++++ PASSAGE SHOWN ++++
# So you're an expert but...



## Amy Swaby (Jul 16, 2008)

Keep in mind this is on the Animal Planet forum and so it assumed unlike here that most posters have little experience in raising dogs right.

-----------------------------------------------------------------------------

Wow a new forum idiot on AP forums with gems like this to her name so far

Apparently you should get a puppy instead of adopting


> ok forget what everybody else says--if you want a family dog--any dog will work--its all according to how you raise a dog--ADOPTION is not a wise choice because you dont know the dogs background--if it was beaten, abused or used for fighting---i live in new orleans louisiana and all the dogs here were mainly used for fighting-obviously not a wise choice for a family dog--i would suggest a spaniel, retriever, or anyother sporting dog--make sure you get a dog within the 8 to 12wks age because if you get a dog thats 10 months or 12 months its already use to the other owners environments and that probably means no kids or alot of people. these couple of weeks are the most important in a dogs life and should be in a perminant home by then. whenever you get your puppy --barely tug its ears, open its mouth, tug its tail and a few other things to see if its aggressive or not-if it shows any type of aggression or if its shy and runs away with its tail between its legs its not for you or your family-this could mean problems in the future. if you have any more questions ask at [email protected] good luck and remember be patient when training your puppy.
++++ EXTRACTED DATA ++++
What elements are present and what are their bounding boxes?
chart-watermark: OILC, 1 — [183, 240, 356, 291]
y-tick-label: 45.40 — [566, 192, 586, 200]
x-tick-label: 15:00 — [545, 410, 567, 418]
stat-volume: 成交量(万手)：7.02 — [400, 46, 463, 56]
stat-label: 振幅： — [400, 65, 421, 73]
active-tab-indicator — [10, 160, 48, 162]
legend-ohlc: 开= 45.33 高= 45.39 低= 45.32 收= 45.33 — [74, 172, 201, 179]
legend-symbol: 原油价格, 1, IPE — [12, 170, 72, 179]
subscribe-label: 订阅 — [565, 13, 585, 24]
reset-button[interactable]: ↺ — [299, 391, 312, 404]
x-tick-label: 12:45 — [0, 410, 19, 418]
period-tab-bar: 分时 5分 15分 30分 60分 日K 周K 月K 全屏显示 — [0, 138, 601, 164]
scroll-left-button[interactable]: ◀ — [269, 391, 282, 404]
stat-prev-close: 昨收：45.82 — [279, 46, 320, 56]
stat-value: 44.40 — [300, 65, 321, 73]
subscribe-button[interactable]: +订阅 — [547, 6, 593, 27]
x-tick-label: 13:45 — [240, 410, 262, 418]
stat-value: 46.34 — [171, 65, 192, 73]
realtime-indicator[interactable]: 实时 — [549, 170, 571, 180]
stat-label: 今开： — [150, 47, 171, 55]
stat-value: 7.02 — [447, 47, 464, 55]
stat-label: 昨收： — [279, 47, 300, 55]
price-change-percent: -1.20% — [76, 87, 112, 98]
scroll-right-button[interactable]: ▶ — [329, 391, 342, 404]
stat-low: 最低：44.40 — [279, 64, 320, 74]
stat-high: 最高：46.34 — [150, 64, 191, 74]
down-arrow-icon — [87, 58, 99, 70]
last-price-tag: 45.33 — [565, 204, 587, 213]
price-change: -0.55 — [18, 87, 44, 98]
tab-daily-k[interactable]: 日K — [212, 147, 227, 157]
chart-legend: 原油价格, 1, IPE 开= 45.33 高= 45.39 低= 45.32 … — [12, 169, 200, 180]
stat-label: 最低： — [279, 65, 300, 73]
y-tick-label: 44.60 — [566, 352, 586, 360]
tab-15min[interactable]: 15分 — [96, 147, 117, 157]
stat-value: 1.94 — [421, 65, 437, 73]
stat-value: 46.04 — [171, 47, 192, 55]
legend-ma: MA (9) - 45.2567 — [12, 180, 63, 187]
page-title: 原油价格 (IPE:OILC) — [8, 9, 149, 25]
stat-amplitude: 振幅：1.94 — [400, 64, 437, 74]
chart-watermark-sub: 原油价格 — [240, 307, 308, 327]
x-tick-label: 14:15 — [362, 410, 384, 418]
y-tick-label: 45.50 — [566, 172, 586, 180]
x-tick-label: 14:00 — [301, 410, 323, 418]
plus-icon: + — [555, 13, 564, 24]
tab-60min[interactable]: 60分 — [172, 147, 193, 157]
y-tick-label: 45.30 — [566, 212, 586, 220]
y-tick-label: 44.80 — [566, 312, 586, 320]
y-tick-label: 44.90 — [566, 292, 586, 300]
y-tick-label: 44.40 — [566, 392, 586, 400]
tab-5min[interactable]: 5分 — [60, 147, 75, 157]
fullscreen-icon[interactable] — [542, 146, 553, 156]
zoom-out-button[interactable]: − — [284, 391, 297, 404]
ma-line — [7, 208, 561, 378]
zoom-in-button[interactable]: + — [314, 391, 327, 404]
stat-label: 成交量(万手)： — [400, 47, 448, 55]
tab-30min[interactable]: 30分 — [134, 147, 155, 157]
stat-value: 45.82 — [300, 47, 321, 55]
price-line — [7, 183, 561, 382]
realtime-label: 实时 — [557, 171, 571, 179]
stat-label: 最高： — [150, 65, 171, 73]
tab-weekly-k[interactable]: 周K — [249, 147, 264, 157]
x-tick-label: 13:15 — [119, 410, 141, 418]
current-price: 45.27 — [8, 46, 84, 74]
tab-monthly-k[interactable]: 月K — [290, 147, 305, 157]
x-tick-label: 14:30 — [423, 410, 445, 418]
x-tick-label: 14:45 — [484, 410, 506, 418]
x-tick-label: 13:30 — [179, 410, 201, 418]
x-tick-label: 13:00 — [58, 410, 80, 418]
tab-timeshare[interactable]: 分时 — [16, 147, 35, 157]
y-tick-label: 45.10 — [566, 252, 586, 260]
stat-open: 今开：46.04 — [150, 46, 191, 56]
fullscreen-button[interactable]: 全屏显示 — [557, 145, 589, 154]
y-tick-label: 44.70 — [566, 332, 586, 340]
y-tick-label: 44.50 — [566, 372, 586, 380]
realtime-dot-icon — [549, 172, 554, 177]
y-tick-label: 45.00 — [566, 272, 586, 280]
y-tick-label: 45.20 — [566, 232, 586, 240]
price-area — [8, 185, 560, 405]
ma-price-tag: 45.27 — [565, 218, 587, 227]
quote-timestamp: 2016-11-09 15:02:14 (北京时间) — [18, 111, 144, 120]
++++
WORK INSTRUCTION
In the forum thread, why does the quoted post advise getting a puppy within the 8 to 12 week age range? Answer in one to three sentences. The entries play no part in the task.

REPLY TO THE TASK
The post says a dog of 10 or 12 months is already used to its previous owners' environments, which probably means one without kids or many people. It also calls those weeks the most important in a dog's life, when it should already be in a permanent home.